Go through the entries below and collect each line with the string "ylabel" in it.

§

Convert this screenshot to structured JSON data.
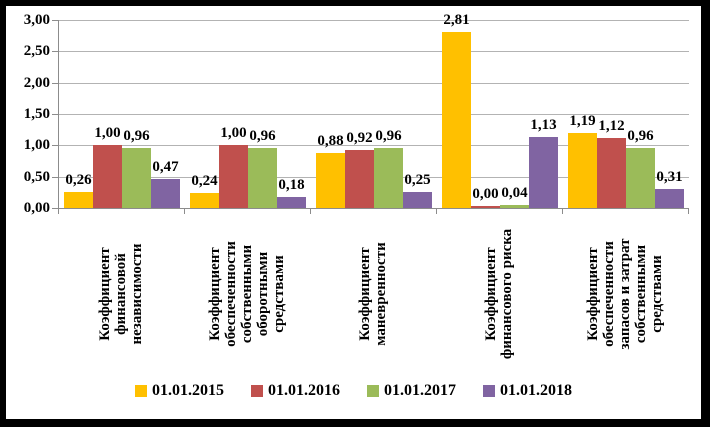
{
  "chart_data": {
    "type": "bar",
    "title": "",
    "xlabel": "",
    "ylabel": "",
    "categories": [
      "Коэффициент\nфинансовой\nнезависимости",
      "Коэффициент\nобеспеченности\nсобственными\nоборотными\nсредствами",
      "Коэффициент\nманевренности",
      "Коэффициент\nфинансового риска",
      "Коэффициент\nобеспеченности\nзапасов и затрат\nсобственными\nсредствами"
    ],
    "series": [
      {
        "name": "01.01.2015",
        "color": "#FFC000",
        "values": [
          0.26,
          0.24,
          0.88,
          2.81,
          1.19
        ],
        "labels": [
          "0,26",
          "0,24",
          "0,88",
          "2,81",
          "1,19"
        ]
      },
      {
        "name": "01.01.2016",
        "color": "#C0504D",
        "values": [
          1.0,
          1.0,
          0.92,
          0.0,
          1.12
        ],
        "labels": [
          "1,00",
          "1,00",
          "0,92",
          "0,00",
          "1,12"
        ]
      },
      {
        "name": "01.01.2017",
        "color": "#9BBB59",
        "values": [
          0.96,
          0.96,
          0.96,
          0.04,
          0.96
        ],
        "labels": [
          "0,96",
          "0,96",
          "0,96",
          "0,04",
          "0,96"
        ]
      },
      {
        "name": "01.01.2018",
        "color": "#8064A2",
        "values": [
          0.47,
          0.18,
          0.25,
          1.13,
          0.31
        ],
        "labels": [
          "0,47",
          "0,18",
          "0,25",
          "1,13",
          "0,31"
        ]
      }
    ],
    "ylim": [
      0,
      3
    ],
    "ytick_step": 0.5,
    "yticks": [
      "0,00",
      "0,50",
      "1,00",
      "1,50",
      "2,00",
      "2,50",
      "3,00"
    ],
    "grid": true,
    "legend_position": "bottom",
    "colors": {
      "gridline": "#B3B3B3",
      "axis": "#8C8C8C",
      "frame": "#000000",
      "background": "#FFFFFF",
      "text": "#000000"
    }
  }
}
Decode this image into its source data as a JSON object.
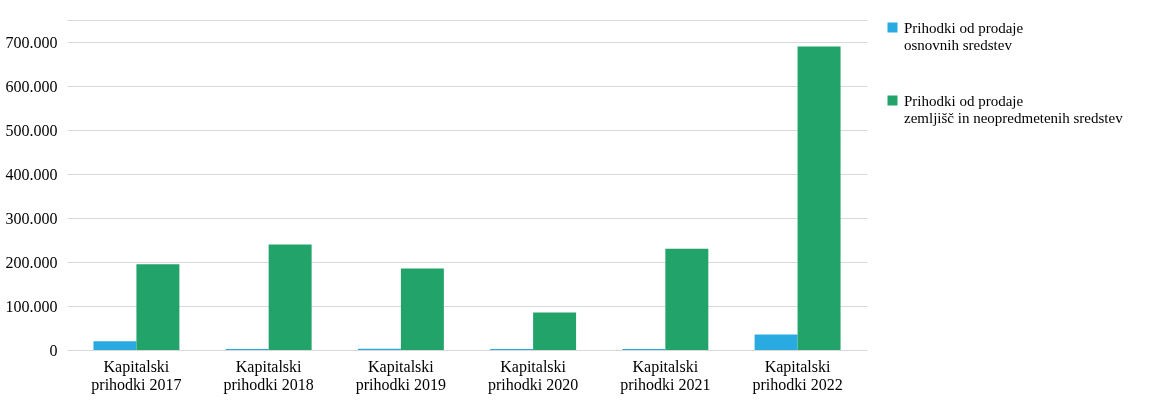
{
  "chart_data": {
    "type": "bar",
    "categories": [
      "Kapitalski prihodki 2017",
      "Kapitalski prihodki 2018",
      "Kapitalski prihodki 2019",
      "Kapitalski prihodki 2020",
      "Kapitalski prihodki 2021",
      "Kapitalski prihodki 2022"
    ],
    "series": [
      {
        "name": "Prihodki od prodaje osnovnih sredstev",
        "color": "#29abe2",
        "values": [
          20000,
          2000,
          3000,
          2000,
          2000,
          35000
        ]
      },
      {
        "name": "Prihodki od prodaje zemljišč in neopredmetenih sredstev",
        "color": "#22a36a",
        "values": [
          195000,
          240000,
          185000,
          85000,
          230000,
          690000
        ]
      }
    ],
    "ylim": [
      0,
      750000
    ],
    "yticks": [
      {
        "value": 0,
        "label": "0"
      },
      {
        "value": 100000,
        "label": "100.000"
      },
      {
        "value": 200000,
        "label": "200.000"
      },
      {
        "value": 300000,
        "label": "300.000"
      },
      {
        "value": 400000,
        "label": "400.000"
      },
      {
        "value": 500000,
        "label": "500.000"
      },
      {
        "value": 600000,
        "label": "600.000"
      },
      {
        "value": 700000,
        "label": "700.000"
      },
      {
        "value": 750000,
        "label": null
      }
    ],
    "grid": "y",
    "legend": "right"
  }
}
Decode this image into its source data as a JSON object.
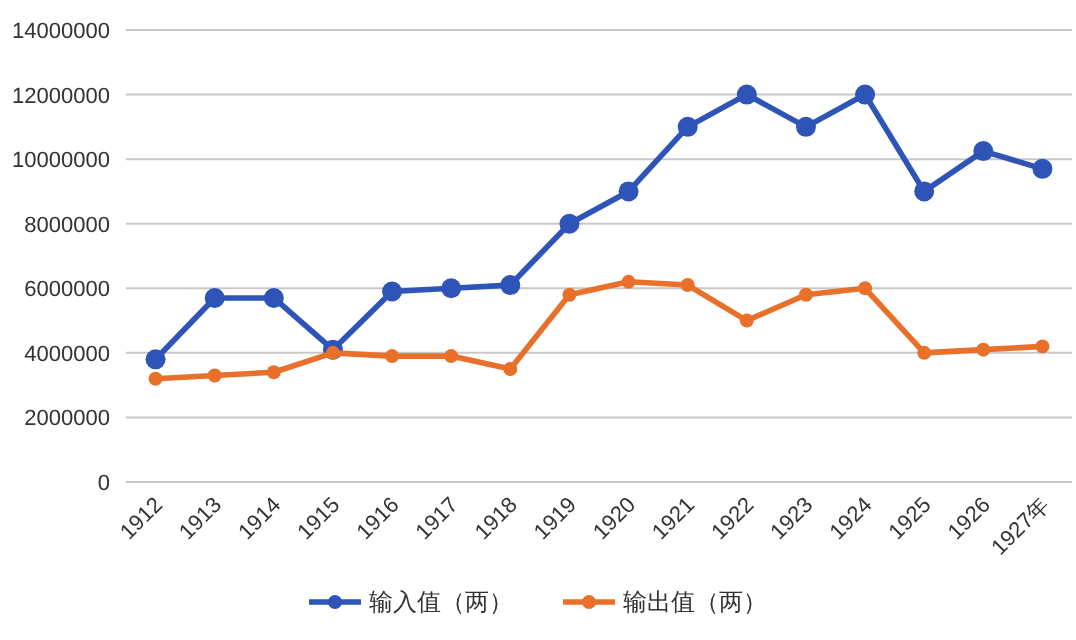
{
  "chart_data": {
    "type": "line",
    "categories": [
      "1912",
      "1913",
      "1914",
      "1915",
      "1916",
      "1917",
      "1918",
      "1919",
      "1920",
      "1921",
      "1922",
      "1923",
      "1924",
      "1925",
      "1926",
      "1927年"
    ],
    "series": [
      {
        "name": "输入值（两）",
        "color": "#2e54b8",
        "values": [
          3800000,
          5700000,
          5700000,
          4100000,
          5900000,
          6000000,
          6100000,
          8000000,
          9000000,
          11000000,
          12000000,
          11000000,
          12000000,
          9000000,
          10250000,
          9700000
        ]
      },
      {
        "name": "输出值（两）",
        "color": "#e8702a",
        "values": [
          3200000,
          3300000,
          3400000,
          4000000,
          3900000,
          3900000,
          3500000,
          5800000,
          6200000,
          6100000,
          5000000,
          5800000,
          6000000,
          4000000,
          4100000,
          4200000
        ]
      }
    ],
    "ylim": [
      0,
      14000000
    ],
    "yticks": [
      0,
      2000000,
      4000000,
      6000000,
      8000000,
      10000000,
      12000000,
      14000000
    ],
    "grid": "y",
    "legend": "bottom",
    "marker": "circle",
    "line_style": "solid"
  }
}
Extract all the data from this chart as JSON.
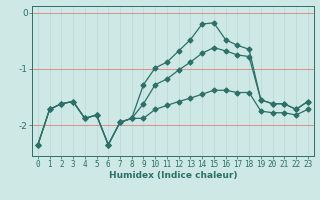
{
  "title": "",
  "xlabel": "Humidex (Indice chaleur)",
  "ylabel": "",
  "bg_color": "#cde8e5",
  "line_color": "#2d7068",
  "grid_h_color": "#e08080",
  "grid_v_color": "#b8d8d5",
  "x": [
    0,
    1,
    2,
    3,
    4,
    5,
    6,
    7,
    8,
    9,
    10,
    11,
    12,
    13,
    14,
    15,
    16,
    17,
    18,
    19,
    20,
    21,
    22,
    23
  ],
  "top_y": [
    -2.35,
    -1.72,
    -1.62,
    -1.58,
    -1.88,
    -1.82,
    -2.35,
    -1.95,
    -1.88,
    -1.28,
    -0.98,
    -0.88,
    -0.68,
    -0.48,
    -0.2,
    -0.18,
    -0.48,
    -0.58,
    -0.65,
    -1.55,
    -1.62,
    -1.62,
    -1.72,
    -1.58
  ],
  "mid_y": [
    -2.35,
    -1.72,
    -1.62,
    -1.58,
    -1.88,
    -1.82,
    -2.35,
    -1.95,
    -1.88,
    -1.62,
    -1.28,
    -1.18,
    -1.02,
    -0.88,
    -0.72,
    -0.62,
    -0.68,
    -0.75,
    -0.78,
    -1.55,
    -1.62,
    -1.62,
    -1.72,
    -1.58
  ],
  "bot_y": [
    -2.35,
    -1.72,
    -1.62,
    -1.58,
    -1.88,
    -1.82,
    -2.35,
    -1.95,
    -1.88,
    -1.88,
    -1.72,
    -1.65,
    -1.58,
    -1.52,
    -1.45,
    -1.38,
    -1.38,
    -1.42,
    -1.42,
    -1.75,
    -1.78,
    -1.78,
    -1.82,
    -1.72
  ],
  "ylim": [
    -2.55,
    0.12
  ],
  "yticks": [
    0,
    -1,
    -2
  ],
  "xlim": [
    -0.5,
    23.5
  ],
  "marker": "D",
  "markersize": 2.5,
  "linewidth": 0.9,
  "fontsize_tick": 5.5,
  "fontsize_xlabel": 6.5
}
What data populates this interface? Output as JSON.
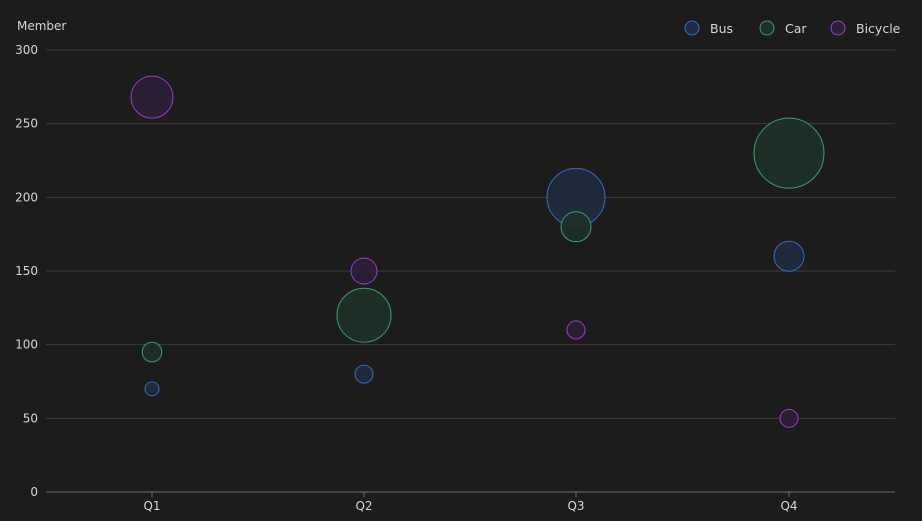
{
  "chart_data": {
    "type": "scatter",
    "subtype": "bubble",
    "title": "",
    "ylabel": "Member",
    "xlabel": "",
    "categories": [
      "Q1",
      "Q2",
      "Q3",
      "Q4"
    ],
    "ylim": [
      0,
      300
    ],
    "yticks": [
      0,
      50,
      100,
      150,
      200,
      250,
      300
    ],
    "grid": true,
    "legend_position": "top-right",
    "series": [
      {
        "name": "Bus",
        "color": "#3d6bbf",
        "fill": "#1f2b40",
        "points": [
          {
            "x": "Q1",
            "y": 70,
            "size": 5
          },
          {
            "x": "Q2",
            "y": 80,
            "size": 10
          },
          {
            "x": "Q3",
            "y": 200,
            "size": 60
          },
          {
            "x": "Q4",
            "y": 160,
            "size": 25
          }
        ]
      },
      {
        "name": "Car",
        "color": "#3f9a6f",
        "fill": "#1d3128",
        "points": [
          {
            "x": "Q1",
            "y": 95,
            "size": 12
          },
          {
            "x": "Q2",
            "y": 120,
            "size": 55
          },
          {
            "x": "Q3",
            "y": 180,
            "size": 25
          },
          {
            "x": "Q4",
            "y": 230,
            "size": 75
          }
        ]
      },
      {
        "name": "Bicycle",
        "color": "#9b3fc2",
        "fill": "#2d1f38",
        "points": [
          {
            "x": "Q1",
            "y": 268,
            "size": 40
          },
          {
            "x": "Q2",
            "y": 150,
            "size": 20
          },
          {
            "x": "Q3",
            "y": 110,
            "size": 10
          },
          {
            "x": "Q4",
            "y": 50,
            "size": 10
          }
        ]
      }
    ]
  }
}
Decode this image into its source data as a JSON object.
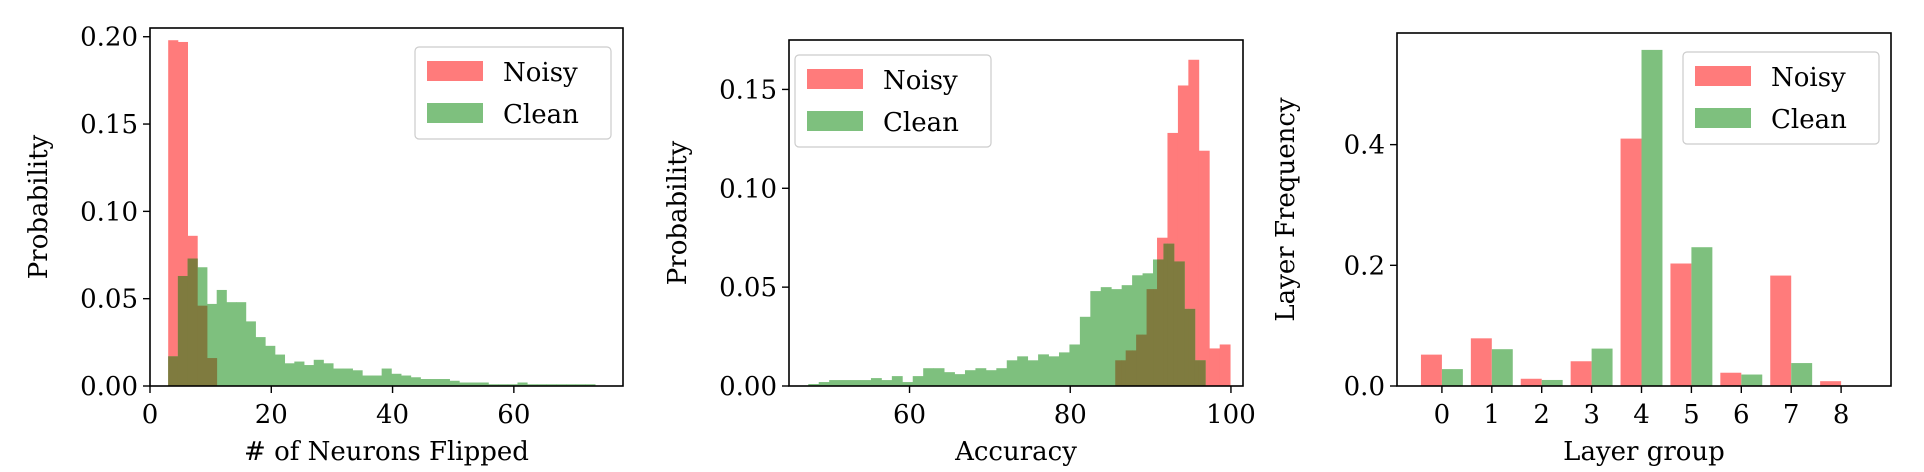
{
  "colors": {
    "noisy": "#ff7b7b",
    "clean": "#7ec07e",
    "overlap": "#7f7b3f",
    "axis": "#000000"
  },
  "chart_data": [
    {
      "id": "neurons",
      "type": "histogram",
      "xlabel": "# of Neurons Flipped",
      "ylabel": "Probability",
      "xlim": [
        0,
        78
      ],
      "ylim": [
        0,
        0.205
      ],
      "xticks": [
        0,
        20,
        40,
        60
      ],
      "yticks": [
        0.0,
        0.05,
        0.1,
        0.15,
        0.2
      ],
      "ytick_labels": [
        "0.00",
        "0.05",
        "0.10",
        "0.15",
        "0.20"
      ],
      "legend_position": "top-right",
      "series": [
        {
          "name": "Noisy",
          "bins": [
            [
              3.0,
              0.198
            ],
            [
              4.6,
              0.197
            ],
            [
              6.2,
              0.086
            ],
            [
              7.8,
              0.046
            ],
            [
              9.4,
              0.016
            ]
          ],
          "bin_width": 1.6
        },
        {
          "name": "Clean",
          "bin_width": 1.6,
          "bins": [
            [
              3.0,
              0.017
            ],
            [
              4.6,
              0.063
            ],
            [
              6.2,
              0.073
            ],
            [
              7.8,
              0.068
            ],
            [
              9.4,
              0.047
            ],
            [
              11.0,
              0.055
            ],
            [
              12.6,
              0.048
            ],
            [
              14.2,
              0.048
            ],
            [
              15.8,
              0.037
            ],
            [
              17.4,
              0.028
            ],
            [
              19.0,
              0.023
            ],
            [
              20.6,
              0.018
            ],
            [
              22.2,
              0.013
            ],
            [
              23.8,
              0.014
            ],
            [
              25.4,
              0.012
            ],
            [
              27.0,
              0.015
            ],
            [
              28.6,
              0.013
            ],
            [
              30.2,
              0.01
            ],
            [
              31.8,
              0.01
            ],
            [
              33.4,
              0.009
            ],
            [
              35.0,
              0.006
            ],
            [
              36.6,
              0.006
            ],
            [
              38.2,
              0.01
            ],
            [
              39.8,
              0.007
            ],
            [
              41.4,
              0.006
            ],
            [
              43.0,
              0.005
            ],
            [
              44.6,
              0.004
            ],
            [
              46.2,
              0.004
            ],
            [
              47.8,
              0.004
            ],
            [
              49.4,
              0.003
            ],
            [
              51.0,
              0.002
            ],
            [
              52.6,
              0.002
            ],
            [
              54.2,
              0.002
            ],
            [
              55.8,
              0.001
            ],
            [
              57.4,
              0.001
            ],
            [
              59.0,
              0.001
            ],
            [
              60.6,
              0.002
            ],
            [
              62.2,
              0.001
            ],
            [
              63.8,
              0.001
            ],
            [
              65.4,
              0.001
            ],
            [
              67.0,
              0.001
            ],
            [
              68.6,
              0.001
            ],
            [
              70.2,
              0.001
            ],
            [
              71.8,
              0.001
            ]
          ]
        }
      ]
    },
    {
      "id": "accuracy",
      "type": "histogram",
      "xlabel": "Accuracy",
      "ylabel": "Probability",
      "xlim": [
        45,
        101.5
      ],
      "ylim": [
        0,
        0.175
      ],
      "xticks": [
        60,
        80,
        100
      ],
      "yticks": [
        0.0,
        0.05,
        0.1,
        0.15
      ],
      "ytick_labels": [
        "0.00",
        "0.05",
        "0.10",
        "0.15"
      ],
      "legend_position": "top-left",
      "series": [
        {
          "name": "Noisy",
          "bin_width": 1.3,
          "bins": [
            [
              85.6,
              0.013
            ],
            [
              86.9,
              0.018
            ],
            [
              88.2,
              0.026
            ],
            [
              89.5,
              0.049
            ],
            [
              90.8,
              0.075
            ],
            [
              92.1,
              0.128
            ],
            [
              93.4,
              0.152
            ],
            [
              94.7,
              0.165
            ],
            [
              96.0,
              0.119
            ],
            [
              97.3,
              0.019
            ],
            [
              98.6,
              0.021
            ]
          ]
        },
        {
          "name": "Clean",
          "bin_width": 1.3,
          "bins": [
            [
              47.4,
              0.001
            ],
            [
              48.7,
              0.002
            ],
            [
              50.0,
              0.003
            ],
            [
              51.3,
              0.003
            ],
            [
              52.6,
              0.003
            ],
            [
              53.9,
              0.003
            ],
            [
              55.2,
              0.004
            ],
            [
              56.5,
              0.003
            ],
            [
              57.8,
              0.005
            ],
            [
              59.1,
              0.002
            ],
            [
              60.4,
              0.005
            ],
            [
              61.7,
              0.009
            ],
            [
              63.0,
              0.009
            ],
            [
              64.3,
              0.007
            ],
            [
              65.6,
              0.006
            ],
            [
              66.9,
              0.008
            ],
            [
              68.2,
              0.009
            ],
            [
              69.5,
              0.008
            ],
            [
              70.8,
              0.009
            ],
            [
              72.1,
              0.013
            ],
            [
              73.4,
              0.015
            ],
            [
              74.7,
              0.013
            ],
            [
              76.0,
              0.016
            ],
            [
              77.3,
              0.015
            ],
            [
              78.6,
              0.017
            ],
            [
              79.9,
              0.021
            ],
            [
              81.2,
              0.035
            ],
            [
              82.5,
              0.048
            ],
            [
              83.8,
              0.05
            ],
            [
              85.1,
              0.049
            ],
            [
              86.4,
              0.051
            ],
            [
              87.7,
              0.056
            ],
            [
              89.0,
              0.057
            ],
            [
              90.3,
              0.064
            ],
            [
              91.6,
              0.072
            ],
            [
              92.9,
              0.063
            ],
            [
              94.2,
              0.039
            ],
            [
              95.5,
              0.013
            ]
          ]
        }
      ]
    },
    {
      "id": "layers",
      "type": "bar",
      "xlabel": "Layer group",
      "ylabel": "Layer Frequency",
      "categories": [
        "0",
        "1",
        "2",
        "3",
        "4",
        "5",
        "6",
        "7",
        "8"
      ],
      "xlim": [
        -0.9,
        9.0
      ],
      "ylim": [
        0,
        0.585
      ],
      "yticks": [
        0.0,
        0.2,
        0.4
      ],
      "ytick_labels": [
        "0.0",
        "0.2",
        "0.4"
      ],
      "legend_position": "top-right",
      "series": [
        {
          "name": "Noisy",
          "values": [
            0.052,
            0.079,
            0.012,
            0.041,
            0.41,
            0.203,
            0.022,
            0.183,
            0.008
          ]
        },
        {
          "name": "Clean",
          "values": [
            0.028,
            0.061,
            0.01,
            0.062,
            0.557,
            0.23,
            0.019,
            0.038,
            0.0
          ]
        }
      ]
    }
  ]
}
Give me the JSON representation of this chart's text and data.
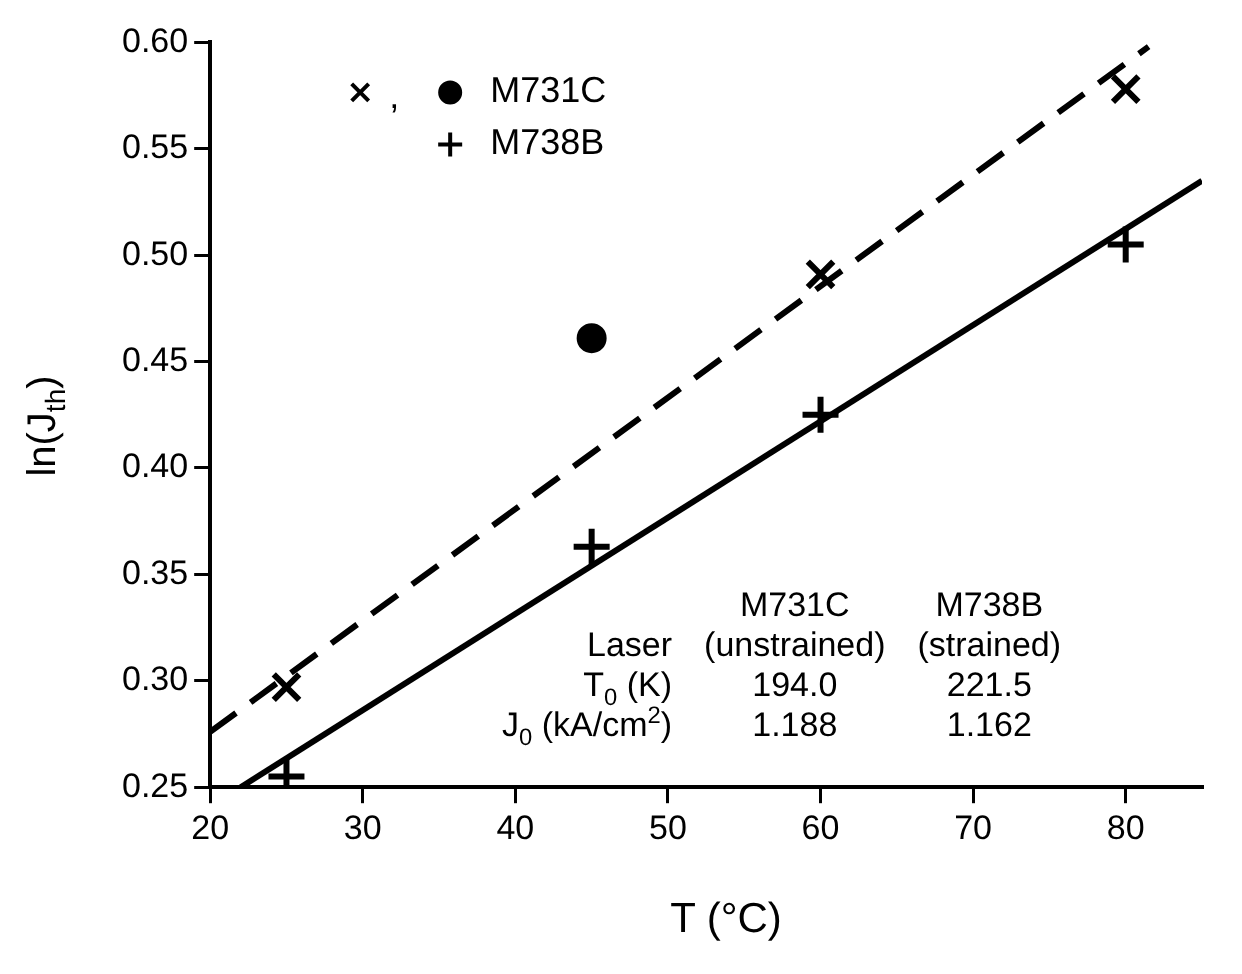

§

▶ TASK RESULT:
    "ylabel": "",
  "ylabel": "",
    "ylabel": "Member",
      "ylabel": "Probability",
      "ylabel": "Probability",
      "ylabel": "Layer Frequency",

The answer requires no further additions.